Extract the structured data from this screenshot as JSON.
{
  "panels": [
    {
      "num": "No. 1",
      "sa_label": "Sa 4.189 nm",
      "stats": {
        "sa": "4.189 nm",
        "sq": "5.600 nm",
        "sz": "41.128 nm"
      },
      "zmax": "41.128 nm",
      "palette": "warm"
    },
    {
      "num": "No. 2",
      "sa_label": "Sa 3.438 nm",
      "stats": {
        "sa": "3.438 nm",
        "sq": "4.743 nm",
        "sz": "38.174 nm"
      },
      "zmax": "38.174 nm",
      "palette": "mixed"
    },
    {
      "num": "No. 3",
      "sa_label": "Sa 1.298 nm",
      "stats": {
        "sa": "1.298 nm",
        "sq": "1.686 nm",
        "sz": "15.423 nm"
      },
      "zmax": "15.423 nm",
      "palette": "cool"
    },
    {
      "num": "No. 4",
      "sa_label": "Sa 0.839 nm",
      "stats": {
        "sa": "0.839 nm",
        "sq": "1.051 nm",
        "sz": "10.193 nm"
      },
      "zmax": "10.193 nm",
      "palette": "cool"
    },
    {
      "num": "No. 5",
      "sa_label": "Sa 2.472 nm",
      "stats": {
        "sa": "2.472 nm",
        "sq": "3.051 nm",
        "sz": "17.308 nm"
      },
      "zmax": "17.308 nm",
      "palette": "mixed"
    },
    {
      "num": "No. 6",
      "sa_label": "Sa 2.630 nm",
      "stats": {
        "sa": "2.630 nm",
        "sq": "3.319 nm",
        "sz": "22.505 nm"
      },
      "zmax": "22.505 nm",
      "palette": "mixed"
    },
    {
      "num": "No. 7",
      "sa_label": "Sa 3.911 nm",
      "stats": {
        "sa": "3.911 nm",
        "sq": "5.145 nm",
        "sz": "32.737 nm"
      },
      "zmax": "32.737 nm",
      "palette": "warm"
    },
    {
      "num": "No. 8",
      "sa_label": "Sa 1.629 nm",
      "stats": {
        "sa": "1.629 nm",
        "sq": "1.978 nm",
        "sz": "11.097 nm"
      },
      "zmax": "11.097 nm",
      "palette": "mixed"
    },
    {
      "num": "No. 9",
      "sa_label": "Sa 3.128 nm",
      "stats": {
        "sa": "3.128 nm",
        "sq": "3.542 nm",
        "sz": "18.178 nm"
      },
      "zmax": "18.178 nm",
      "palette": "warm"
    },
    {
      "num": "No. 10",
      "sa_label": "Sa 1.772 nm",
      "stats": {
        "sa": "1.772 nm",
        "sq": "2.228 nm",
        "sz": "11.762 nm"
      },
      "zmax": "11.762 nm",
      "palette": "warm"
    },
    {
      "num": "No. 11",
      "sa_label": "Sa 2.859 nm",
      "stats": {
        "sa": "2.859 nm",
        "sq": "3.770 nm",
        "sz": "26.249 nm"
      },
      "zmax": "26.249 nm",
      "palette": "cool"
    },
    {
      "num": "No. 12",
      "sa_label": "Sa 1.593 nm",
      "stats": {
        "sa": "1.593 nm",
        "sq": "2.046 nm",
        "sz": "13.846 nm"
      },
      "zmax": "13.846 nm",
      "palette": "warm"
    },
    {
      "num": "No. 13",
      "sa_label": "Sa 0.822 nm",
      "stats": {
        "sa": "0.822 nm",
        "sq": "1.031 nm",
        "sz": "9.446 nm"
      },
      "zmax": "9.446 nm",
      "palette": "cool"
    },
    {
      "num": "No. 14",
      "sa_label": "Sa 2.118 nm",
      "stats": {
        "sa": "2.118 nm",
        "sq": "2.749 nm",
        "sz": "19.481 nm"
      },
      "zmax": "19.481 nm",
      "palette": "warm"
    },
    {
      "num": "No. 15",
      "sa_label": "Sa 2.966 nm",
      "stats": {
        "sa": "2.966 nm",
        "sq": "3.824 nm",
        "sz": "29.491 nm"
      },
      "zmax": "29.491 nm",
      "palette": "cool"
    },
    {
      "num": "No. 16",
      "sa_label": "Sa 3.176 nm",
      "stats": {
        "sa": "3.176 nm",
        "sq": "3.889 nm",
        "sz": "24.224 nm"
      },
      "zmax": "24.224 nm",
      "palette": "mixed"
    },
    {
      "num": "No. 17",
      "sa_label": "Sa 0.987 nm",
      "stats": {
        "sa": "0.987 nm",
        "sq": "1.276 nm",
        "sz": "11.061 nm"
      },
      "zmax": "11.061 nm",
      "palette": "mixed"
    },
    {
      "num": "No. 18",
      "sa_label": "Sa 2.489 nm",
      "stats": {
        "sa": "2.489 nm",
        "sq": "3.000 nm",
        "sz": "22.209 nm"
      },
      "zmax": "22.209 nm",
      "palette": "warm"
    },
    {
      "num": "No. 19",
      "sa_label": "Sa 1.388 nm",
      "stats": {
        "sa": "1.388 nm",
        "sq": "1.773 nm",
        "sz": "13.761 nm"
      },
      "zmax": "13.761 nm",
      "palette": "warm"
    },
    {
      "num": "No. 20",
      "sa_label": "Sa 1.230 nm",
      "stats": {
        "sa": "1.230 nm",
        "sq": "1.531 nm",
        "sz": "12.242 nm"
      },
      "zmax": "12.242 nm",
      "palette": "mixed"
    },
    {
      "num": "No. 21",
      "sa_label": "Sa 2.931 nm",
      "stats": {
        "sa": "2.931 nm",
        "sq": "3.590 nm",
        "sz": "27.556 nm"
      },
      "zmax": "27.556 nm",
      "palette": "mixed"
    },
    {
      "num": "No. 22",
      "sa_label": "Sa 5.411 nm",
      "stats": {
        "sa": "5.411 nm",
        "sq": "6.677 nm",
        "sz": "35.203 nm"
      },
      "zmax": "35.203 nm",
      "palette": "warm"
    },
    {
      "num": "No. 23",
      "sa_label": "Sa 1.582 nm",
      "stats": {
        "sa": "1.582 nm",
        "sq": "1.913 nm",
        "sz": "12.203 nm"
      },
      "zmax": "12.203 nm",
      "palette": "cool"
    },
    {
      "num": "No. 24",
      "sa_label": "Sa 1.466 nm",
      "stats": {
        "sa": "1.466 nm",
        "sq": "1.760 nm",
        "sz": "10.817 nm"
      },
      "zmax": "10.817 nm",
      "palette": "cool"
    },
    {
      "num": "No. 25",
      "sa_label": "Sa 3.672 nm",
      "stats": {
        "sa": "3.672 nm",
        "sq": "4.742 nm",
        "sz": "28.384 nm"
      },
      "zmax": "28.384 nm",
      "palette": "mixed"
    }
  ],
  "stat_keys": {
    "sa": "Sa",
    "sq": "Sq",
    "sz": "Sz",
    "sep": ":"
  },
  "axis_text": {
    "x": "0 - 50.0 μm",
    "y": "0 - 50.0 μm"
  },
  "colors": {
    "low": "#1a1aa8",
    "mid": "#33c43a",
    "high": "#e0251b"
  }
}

- [Task goal] Recopy all the lines exactly as they appear.

- [Written response]
Extract the structured data from this screenshot as JSON.
{
  "panels": [
    {
      "num": "No. 1",
      "sa_label": "Sa 4.189 nm",
      "stats": {
        "sa": "4.189 nm",
        "sq": "5.600 nm",
        "sz": "41.128 nm"
      },
      "zmax": "41.128 nm",
      "palette": "warm"
    },
    {
      "num": "No. 2",
      "sa_label": "Sa 3.438 nm",
      "stats": {
        "sa": "3.438 nm",
        "sq": "4.743 nm",
        "sz": "38.174 nm"
      },
      "zmax": "38.174 nm",
      "palette": "mixed"
    },
    {
      "num": "No. 3",
      "sa_label": "Sa 1.298 nm",
      "stats": {
        "sa": "1.298 nm",
        "sq": "1.686 nm",
        "sz": "15.423 nm"
      },
      "zmax": "15.423 nm",
      "palette": "cool"
    },
    {
      "num": "No. 4",
      "sa_label": "Sa 0.839 nm",
      "stats": {
        "sa": "0.839 nm",
        "sq": "1.051 nm",
        "sz": "10.193 nm"
      },
      "zmax": "10.193 nm",
      "palette": "cool"
    },
    {
      "num": "No. 5",
      "sa_label": "Sa 2.472 nm",
      "stats": {
        "sa": "2.472 nm",
        "sq": "3.051 nm",
        "sz": "17.308 nm"
      },
      "zmax": "17.308 nm",
      "palette": "mixed"
    },
    {
      "num": "No. 6",
      "sa_label": "Sa 2.630 nm",
      "stats": {
        "sa": "2.630 nm",
        "sq": "3.319 nm",
        "sz": "22.505 nm"
      },
      "zmax": "22.505 nm",
      "palette": "mixed"
    },
    {
      "num": "No. 7",
      "sa_label": "Sa 3.911 nm",
      "stats": {
        "sa": "3.911 nm",
        "sq": "5.145 nm",
        "sz": "32.737 nm"
      },
      "zmax": "32.737 nm",
      "palette": "warm"
    },
    {
      "num": "No. 8",
      "sa_label": "Sa 1.629 nm",
      "stats": {
        "sa": "1.629 nm",
        "sq": "1.978 nm",
        "sz": "11.097 nm"
      },
      "zmax": "11.097 nm",
      "palette": "mixed"
    },
    {
      "num": "No. 9",
      "sa_label": "Sa 3.128 nm",
      "stats": {
        "sa": "3.128 nm",
        "sq": "3.542 nm",
        "sz": "18.178 nm"
      },
      "zmax": "18.178 nm",
      "palette": "warm"
    },
    {
      "num": "No. 10",
      "sa_label": "Sa 1.772 nm",
      "stats": {
        "sa": "1.772 nm",
        "sq": "2.228 nm",
        "sz": "11.762 nm"
      },
      "zmax": "11.762 nm",
      "palette": "warm"
    },
    {
      "num": "No. 11",
      "sa_label": "Sa 2.859 nm",
      "stats": {
        "sa": "2.859 nm",
        "sq": "3.770 nm",
        "sz": "26.249 nm"
      },
      "zmax": "26.249 nm",
      "palette": "cool"
    },
    {
      "num": "No. 12",
      "sa_label": "Sa 1.593 nm",
      "stats": {
        "sa": "1.593 nm",
        "sq": "2.046 nm",
        "sz": "13.846 nm"
      },
      "zmax": "13.846 nm",
      "palette": "warm"
    },
    {
      "num": "No. 13",
      "sa_label": "Sa 0.822 nm",
      "stats": {
        "sa": "0.822 nm",
        "sq": "1.031 nm",
        "sz": "9.446 nm"
      },
      "zmax": "9.446 nm",
      "palette": "cool"
    },
    {
      "num": "No. 14",
      "sa_label": "Sa 2.118 nm",
      "stats": {
        "sa": "2.118 nm",
        "sq": "2.749 nm",
        "sz": "19.481 nm"
      },
      "zmax": "19.481 nm",
      "palette": "warm"
    },
    {
      "num": "No. 15",
      "sa_label": "Sa 2.966 nm",
      "stats": {
        "sa": "2.966 nm",
        "sq": "3.824 nm",
        "sz": "29.491 nm"
      },
      "zmax": "29.491 nm",
      "palette": "cool"
    },
    {
      "num": "No. 16",
      "sa_label": "Sa 3.176 nm",
      "stats": {
        "sa": "3.176 nm",
        "sq": "3.889 nm",
        "sz": "24.224 nm"
      },
      "zmax": "24.224 nm",
      "palette": "mixed"
    },
    {
      "num": "No. 17",
      "sa_label": "Sa 0.987 nm",
      "stats": {
        "sa": "0.987 nm",
        "sq": "1.276 nm",
        "sz": "11.061 nm"
      },
      "zmax": "11.061 nm",
      "palette": "mixed"
    },
    {
      "num": "No. 18",
      "sa_label": "Sa 2.489 nm",
      "stats": {
        "sa": "2.489 nm",
        "sq": "3.000 nm",
        "sz": "22.209 nm"
      },
      "zmax": "22.209 nm",
      "palette": "warm"
    },
    {
      "num": "No. 19",
      "sa_label": "Sa 1.388 nm",
      "stats": {
        "sa": "1.388 nm",
        "sq": "1.773 nm",
        "sz": "13.761 nm"
      },
      "zmax": "13.761 nm",
      "palette": "warm"
    },
    {
      "num": "No. 20",
      "sa_label": "Sa 1.230 nm",
      "stats": {
        "sa": "1.230 nm",
        "sq": "1.531 nm",
        "sz": "12.242 nm"
      },
      "zmax": "12.242 nm",
      "palette": "mixed"
    },
    {
      "num": "No. 21",
      "sa_label": "Sa 2.931 nm",
      "stats": {
        "sa": "2.931 nm",
        "sq": "3.590 nm",
        "sz": "27.556 nm"
      },
      "zmax": "27.556 nm",
      "palette": "mixed"
    },
    {
      "num": "No. 22",
      "sa_label": "Sa 5.411 nm",
      "stats": {
        "sa": "5.411 nm",
        "sq": "6.677 nm",
        "sz": "35.203 nm"
      },
      "zmax": "35.203 nm",
      "palette": "warm"
    },
    {
      "num": "No. 23",
      "sa_label": "Sa 1.582 nm",
      "stats": {
        "sa": "1.582 nm",
        "sq": "1.913 nm",
        "sz": "12.203 nm"
      },
      "zmax": "12.203 nm",
      "palette": "cool"
    },
    {
      "num": "No. 24",
      "sa_label": "Sa 1.466 nm",
      "stats": {
        "sa": "1.466 nm",
        "sq": "1.760 nm",
        "sz": "10.817 nm"
      },
      "zmax": "10.817 nm",
      "palette": "cool"
    },
    {
      "num": "No. 25",
      "sa_label": "Sa 3.672 nm",
      "stats": {
        "sa": "3.672 nm",
        "sq": "4.742 nm",
        "sz": "28.384 nm"
      },
      "zmax": "28.384 nm",
      "palette": "mixed"
    }
  ],
  "stat_keys": {
    "sa": "Sa",
    "sq": "Sq",
    "sz": "Sz",
    "sep": ":"
  },
  "axis_text": {
    "x": "0 - 50.0 μm",
    "y": "0 - 50.0 μm"
  },
  "colors": {
    "low": "#1a1aa8",
    "mid": "#33c43a",
    "high": "#e0251b"
  }
}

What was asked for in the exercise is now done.